[Data records]
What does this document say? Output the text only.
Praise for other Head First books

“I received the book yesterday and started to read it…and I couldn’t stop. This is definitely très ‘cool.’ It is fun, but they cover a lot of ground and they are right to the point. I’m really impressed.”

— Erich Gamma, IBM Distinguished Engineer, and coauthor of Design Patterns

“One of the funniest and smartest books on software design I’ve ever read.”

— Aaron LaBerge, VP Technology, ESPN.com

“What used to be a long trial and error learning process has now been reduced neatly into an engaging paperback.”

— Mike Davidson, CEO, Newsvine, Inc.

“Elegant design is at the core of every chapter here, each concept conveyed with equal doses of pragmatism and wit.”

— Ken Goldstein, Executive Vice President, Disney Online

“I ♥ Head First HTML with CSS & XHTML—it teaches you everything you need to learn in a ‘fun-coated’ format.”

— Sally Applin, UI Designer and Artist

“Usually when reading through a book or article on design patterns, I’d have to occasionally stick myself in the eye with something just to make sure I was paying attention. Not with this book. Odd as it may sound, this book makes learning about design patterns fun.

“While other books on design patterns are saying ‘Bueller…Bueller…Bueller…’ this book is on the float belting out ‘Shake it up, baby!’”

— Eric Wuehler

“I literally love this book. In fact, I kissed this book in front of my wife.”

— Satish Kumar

_TO BE DONE:_
Reproduce every line of the material above exactly.

_TASK SOLUTION:_
What does this document say? Output the text only.
Praise for other Head First books

“I received the book yesterday and started to read it…and I couldn’t stop. This is definitely très ‘cool.’ It is fun, but they cover a lot of ground and they are right to the point. I’m really impressed.”

— Erich Gamma, IBM Distinguished Engineer, and coauthor of Design Patterns

“One of the funniest and smartest books on software design I’ve ever read.”

— Aaron LaBerge, VP Technology, ESPN.com

“What used to be a long trial and error learning process has now been reduced neatly into an engaging paperback.”

— Mike Davidson, CEO, Newsvine, Inc.

“Elegant design is at the core of every chapter here, each concept conveyed with equal doses of pragmatism and wit.”

— Ken Goldstein, Executive Vice President, Disney Online

“I ♥ Head First HTML with CSS & XHTML—it teaches you everything you need to learn in a ‘fun-coated’ format.”

— Sally Applin, UI Designer and Artist

“Usually when reading through a book or article on design patterns, I’d have to occasionally stick myself in the eye with something just to make sure I was paying attention. Not with this book. Odd as it may sound, this book makes learning about design patterns fun.

“While other books on design patterns are saying ‘Bueller…Bueller…Bueller…’ this book is on the float belting out ‘Shake it up, baby!’”

— Eric Wuehler

“I literally love this book. In fact, I kissed this book in front of my wife.”

— Satish Kumar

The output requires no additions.